# [Problem to solve]
Search the records that follow and extract every line containing the string "звукового".

Records contained in a dataset:
▽

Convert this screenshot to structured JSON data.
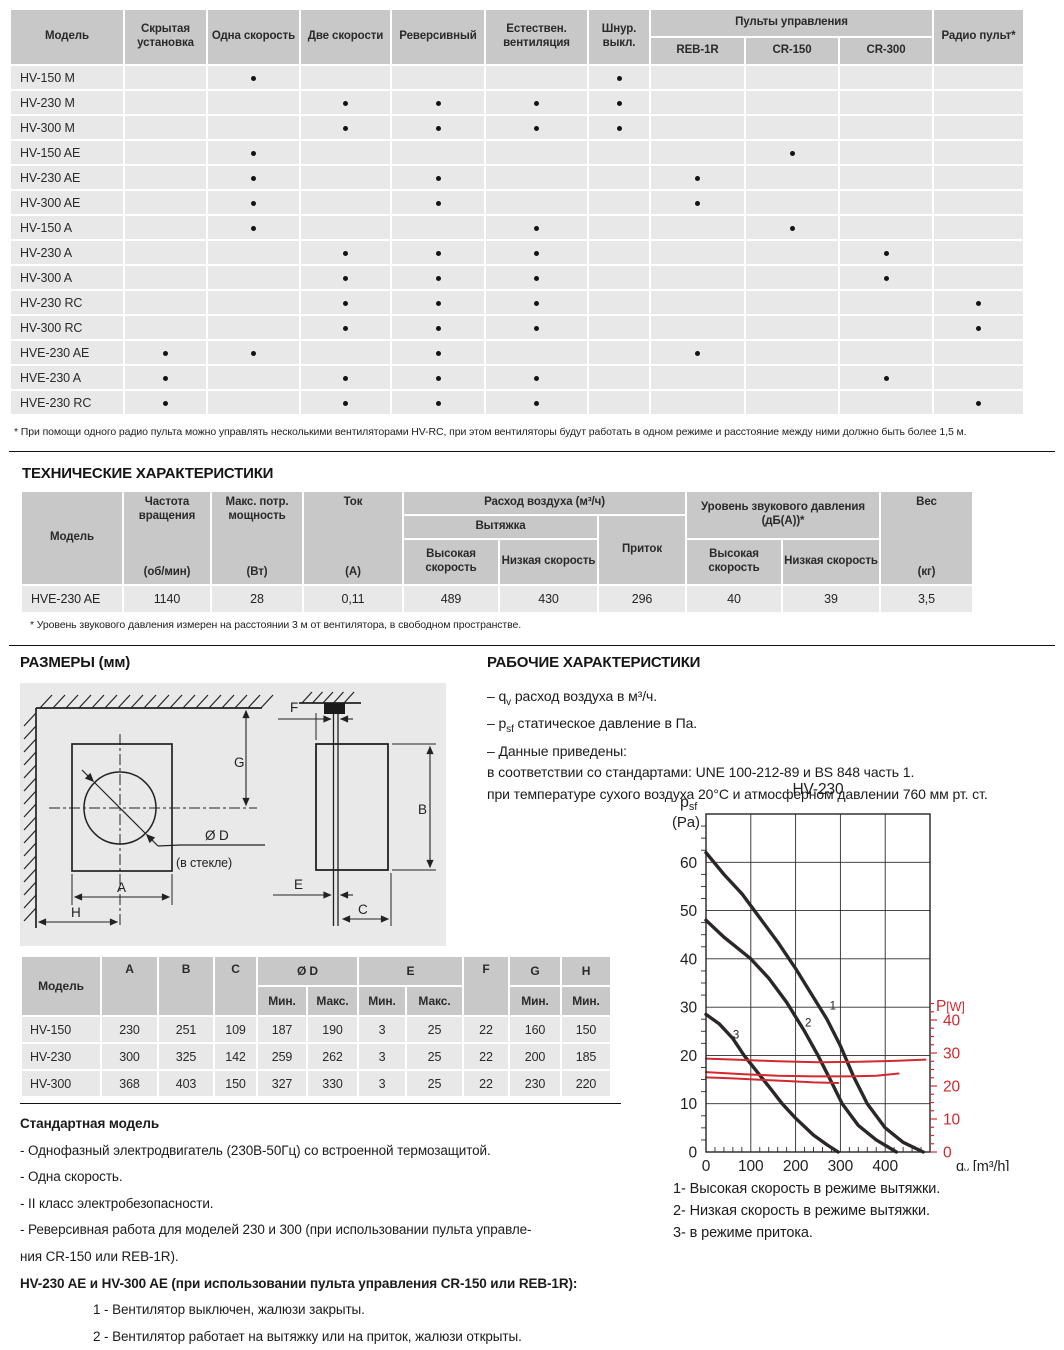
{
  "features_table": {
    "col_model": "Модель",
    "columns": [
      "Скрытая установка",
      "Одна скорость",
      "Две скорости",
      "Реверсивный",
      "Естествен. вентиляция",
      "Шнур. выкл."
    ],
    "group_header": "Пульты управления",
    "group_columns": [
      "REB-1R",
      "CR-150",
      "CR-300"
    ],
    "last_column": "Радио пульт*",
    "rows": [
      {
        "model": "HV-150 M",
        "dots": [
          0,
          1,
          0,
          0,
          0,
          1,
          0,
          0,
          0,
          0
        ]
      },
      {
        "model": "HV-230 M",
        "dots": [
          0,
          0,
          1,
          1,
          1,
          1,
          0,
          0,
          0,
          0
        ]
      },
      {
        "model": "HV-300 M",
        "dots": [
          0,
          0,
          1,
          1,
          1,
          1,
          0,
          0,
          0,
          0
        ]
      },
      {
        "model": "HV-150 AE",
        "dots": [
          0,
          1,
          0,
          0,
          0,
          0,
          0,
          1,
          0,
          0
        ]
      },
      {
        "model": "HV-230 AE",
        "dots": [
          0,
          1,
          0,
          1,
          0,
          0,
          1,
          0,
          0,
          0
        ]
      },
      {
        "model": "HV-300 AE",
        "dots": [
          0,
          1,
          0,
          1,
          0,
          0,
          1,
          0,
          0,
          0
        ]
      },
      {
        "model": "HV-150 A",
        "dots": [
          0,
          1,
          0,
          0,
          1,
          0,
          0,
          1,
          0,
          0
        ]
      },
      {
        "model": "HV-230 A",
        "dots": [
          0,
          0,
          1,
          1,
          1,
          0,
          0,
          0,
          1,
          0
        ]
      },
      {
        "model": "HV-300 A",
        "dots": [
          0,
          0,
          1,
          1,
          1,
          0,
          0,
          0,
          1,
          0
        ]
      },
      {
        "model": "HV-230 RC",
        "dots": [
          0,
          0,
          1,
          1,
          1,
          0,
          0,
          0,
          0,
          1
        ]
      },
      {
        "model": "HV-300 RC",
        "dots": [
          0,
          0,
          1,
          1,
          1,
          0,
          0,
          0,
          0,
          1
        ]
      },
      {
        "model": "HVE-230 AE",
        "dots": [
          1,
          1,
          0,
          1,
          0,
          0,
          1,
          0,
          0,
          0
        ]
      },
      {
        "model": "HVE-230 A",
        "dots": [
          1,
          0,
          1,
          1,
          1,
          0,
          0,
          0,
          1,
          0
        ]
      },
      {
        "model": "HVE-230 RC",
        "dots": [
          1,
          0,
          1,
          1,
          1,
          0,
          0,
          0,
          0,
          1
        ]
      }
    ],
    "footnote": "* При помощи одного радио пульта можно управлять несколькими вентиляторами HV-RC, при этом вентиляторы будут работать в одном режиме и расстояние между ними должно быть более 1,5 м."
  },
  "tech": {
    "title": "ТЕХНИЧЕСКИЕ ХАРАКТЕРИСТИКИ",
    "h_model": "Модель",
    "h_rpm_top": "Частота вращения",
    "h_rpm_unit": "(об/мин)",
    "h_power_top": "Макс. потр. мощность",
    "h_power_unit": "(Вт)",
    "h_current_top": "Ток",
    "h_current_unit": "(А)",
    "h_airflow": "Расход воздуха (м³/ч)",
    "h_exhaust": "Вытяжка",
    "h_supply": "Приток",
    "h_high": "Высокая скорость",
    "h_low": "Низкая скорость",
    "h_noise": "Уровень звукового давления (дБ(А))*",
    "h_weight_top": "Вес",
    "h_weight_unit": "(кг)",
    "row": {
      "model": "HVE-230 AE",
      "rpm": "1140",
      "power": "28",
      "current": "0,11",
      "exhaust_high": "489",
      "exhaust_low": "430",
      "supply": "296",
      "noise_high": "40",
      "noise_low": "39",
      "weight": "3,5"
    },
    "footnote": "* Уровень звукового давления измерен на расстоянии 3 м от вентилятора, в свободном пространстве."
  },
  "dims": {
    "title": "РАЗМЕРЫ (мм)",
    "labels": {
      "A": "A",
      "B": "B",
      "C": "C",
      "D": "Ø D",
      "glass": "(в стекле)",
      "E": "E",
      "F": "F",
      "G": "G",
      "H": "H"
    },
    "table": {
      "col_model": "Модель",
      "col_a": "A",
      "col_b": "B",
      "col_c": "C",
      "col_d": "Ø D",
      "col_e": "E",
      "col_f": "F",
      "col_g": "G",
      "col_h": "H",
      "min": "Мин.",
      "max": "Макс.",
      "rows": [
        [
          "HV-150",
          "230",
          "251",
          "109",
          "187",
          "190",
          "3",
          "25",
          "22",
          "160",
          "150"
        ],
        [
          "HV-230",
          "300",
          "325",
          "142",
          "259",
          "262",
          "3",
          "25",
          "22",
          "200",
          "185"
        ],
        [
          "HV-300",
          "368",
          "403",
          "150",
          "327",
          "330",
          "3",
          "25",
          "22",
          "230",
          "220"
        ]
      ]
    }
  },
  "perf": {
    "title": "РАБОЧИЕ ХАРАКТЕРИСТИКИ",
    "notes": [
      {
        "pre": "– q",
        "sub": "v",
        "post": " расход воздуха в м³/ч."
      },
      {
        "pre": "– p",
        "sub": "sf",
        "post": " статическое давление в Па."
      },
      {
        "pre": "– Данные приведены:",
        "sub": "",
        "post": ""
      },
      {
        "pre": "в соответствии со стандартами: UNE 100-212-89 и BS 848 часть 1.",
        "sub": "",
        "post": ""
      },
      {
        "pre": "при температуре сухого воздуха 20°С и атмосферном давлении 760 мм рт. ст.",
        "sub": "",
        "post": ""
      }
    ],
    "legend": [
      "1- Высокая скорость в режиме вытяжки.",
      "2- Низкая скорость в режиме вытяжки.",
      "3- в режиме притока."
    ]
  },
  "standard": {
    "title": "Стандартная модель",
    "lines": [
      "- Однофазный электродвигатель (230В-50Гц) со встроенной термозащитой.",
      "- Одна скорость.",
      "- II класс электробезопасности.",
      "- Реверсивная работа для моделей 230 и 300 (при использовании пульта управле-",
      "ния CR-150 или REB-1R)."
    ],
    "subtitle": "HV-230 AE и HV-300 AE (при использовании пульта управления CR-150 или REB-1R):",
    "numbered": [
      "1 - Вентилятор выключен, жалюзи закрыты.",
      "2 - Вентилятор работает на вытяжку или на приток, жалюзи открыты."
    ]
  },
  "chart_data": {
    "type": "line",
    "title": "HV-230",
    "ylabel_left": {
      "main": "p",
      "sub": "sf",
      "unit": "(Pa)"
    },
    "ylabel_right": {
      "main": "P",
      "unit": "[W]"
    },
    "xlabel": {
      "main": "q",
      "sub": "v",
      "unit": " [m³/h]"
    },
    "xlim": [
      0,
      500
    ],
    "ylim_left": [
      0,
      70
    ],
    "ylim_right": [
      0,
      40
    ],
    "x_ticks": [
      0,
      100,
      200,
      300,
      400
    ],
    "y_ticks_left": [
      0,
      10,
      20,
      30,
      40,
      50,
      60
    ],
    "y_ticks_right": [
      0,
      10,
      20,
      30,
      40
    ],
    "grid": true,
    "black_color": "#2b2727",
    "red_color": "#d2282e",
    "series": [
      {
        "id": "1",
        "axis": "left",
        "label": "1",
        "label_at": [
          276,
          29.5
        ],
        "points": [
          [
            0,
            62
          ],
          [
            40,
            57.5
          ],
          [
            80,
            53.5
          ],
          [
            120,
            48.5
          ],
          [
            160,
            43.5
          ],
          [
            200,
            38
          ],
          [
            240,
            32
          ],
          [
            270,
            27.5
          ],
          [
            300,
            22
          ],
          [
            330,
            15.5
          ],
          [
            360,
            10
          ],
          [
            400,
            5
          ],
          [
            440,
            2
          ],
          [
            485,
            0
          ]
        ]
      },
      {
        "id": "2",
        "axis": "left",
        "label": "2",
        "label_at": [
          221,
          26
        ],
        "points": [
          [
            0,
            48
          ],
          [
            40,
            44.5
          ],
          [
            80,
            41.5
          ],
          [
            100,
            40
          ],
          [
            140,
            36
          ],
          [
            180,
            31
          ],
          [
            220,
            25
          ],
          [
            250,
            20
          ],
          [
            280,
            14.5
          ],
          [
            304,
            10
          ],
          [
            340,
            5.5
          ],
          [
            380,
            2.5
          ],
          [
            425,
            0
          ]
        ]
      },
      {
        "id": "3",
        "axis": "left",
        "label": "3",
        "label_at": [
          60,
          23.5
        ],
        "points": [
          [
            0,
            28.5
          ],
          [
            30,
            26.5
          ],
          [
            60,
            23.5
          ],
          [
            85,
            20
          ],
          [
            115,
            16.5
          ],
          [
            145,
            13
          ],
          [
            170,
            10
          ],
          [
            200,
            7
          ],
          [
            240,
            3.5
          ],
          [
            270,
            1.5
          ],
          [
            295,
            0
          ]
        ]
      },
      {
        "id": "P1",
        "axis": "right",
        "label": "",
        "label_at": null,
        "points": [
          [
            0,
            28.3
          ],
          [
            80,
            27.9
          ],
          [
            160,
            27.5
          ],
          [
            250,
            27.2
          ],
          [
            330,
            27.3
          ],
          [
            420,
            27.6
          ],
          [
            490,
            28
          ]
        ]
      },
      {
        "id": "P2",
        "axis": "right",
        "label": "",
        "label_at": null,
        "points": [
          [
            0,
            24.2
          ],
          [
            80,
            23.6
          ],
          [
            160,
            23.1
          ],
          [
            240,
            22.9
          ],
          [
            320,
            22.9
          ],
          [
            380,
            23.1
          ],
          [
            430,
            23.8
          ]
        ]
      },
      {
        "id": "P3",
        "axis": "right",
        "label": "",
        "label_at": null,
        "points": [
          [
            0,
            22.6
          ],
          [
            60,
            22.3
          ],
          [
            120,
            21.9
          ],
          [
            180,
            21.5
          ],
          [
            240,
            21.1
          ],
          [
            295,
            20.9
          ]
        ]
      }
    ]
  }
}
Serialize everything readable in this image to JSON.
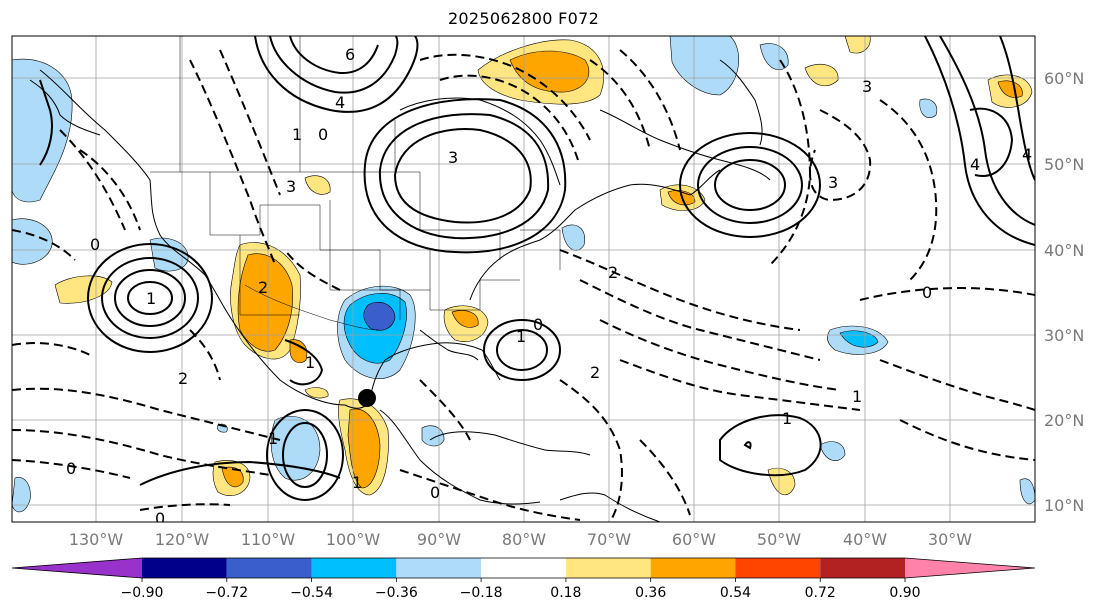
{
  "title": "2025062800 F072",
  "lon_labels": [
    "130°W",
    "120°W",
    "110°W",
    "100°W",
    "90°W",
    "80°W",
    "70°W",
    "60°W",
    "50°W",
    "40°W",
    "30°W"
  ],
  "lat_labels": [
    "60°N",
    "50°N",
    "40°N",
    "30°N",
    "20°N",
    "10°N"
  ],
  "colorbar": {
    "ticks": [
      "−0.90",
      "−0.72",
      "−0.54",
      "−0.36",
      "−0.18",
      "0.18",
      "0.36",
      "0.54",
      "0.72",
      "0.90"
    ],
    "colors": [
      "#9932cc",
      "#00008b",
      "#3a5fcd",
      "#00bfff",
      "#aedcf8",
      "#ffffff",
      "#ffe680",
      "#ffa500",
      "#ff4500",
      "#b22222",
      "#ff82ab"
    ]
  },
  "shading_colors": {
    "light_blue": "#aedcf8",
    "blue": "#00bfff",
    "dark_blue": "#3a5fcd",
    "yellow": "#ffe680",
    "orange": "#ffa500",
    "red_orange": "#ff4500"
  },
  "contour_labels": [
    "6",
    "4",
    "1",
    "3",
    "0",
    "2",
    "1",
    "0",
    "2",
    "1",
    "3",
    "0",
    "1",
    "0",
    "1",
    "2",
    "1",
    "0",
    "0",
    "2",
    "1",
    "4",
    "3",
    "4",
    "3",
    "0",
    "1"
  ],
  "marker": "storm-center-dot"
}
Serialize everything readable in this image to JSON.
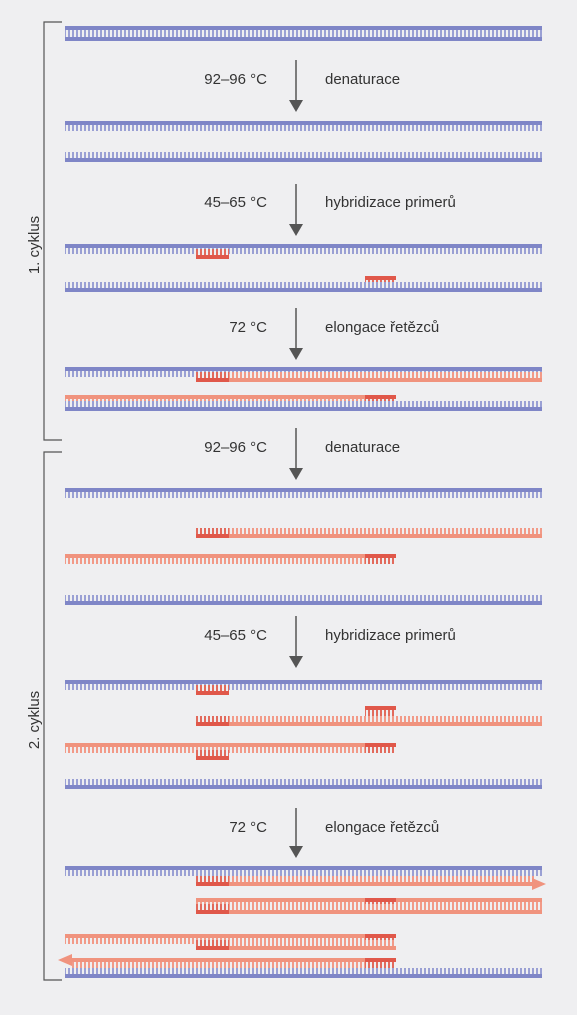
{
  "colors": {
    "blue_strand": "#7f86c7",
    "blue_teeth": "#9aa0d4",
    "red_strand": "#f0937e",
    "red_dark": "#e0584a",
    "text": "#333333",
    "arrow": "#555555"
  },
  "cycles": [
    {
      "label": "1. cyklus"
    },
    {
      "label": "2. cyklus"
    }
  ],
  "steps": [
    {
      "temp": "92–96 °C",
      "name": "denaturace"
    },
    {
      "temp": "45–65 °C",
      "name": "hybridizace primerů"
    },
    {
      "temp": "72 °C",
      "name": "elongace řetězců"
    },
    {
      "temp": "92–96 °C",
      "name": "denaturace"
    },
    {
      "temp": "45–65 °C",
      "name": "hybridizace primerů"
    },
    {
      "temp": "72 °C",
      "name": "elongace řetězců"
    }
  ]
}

△

# [The reply]
    "h_noise": "Уровень звукового давления (дБ(А))*",
    "footnote": "* Уровень звукового давления измерен на расстоянии 3 м от вентилятора, в свободном пространстве."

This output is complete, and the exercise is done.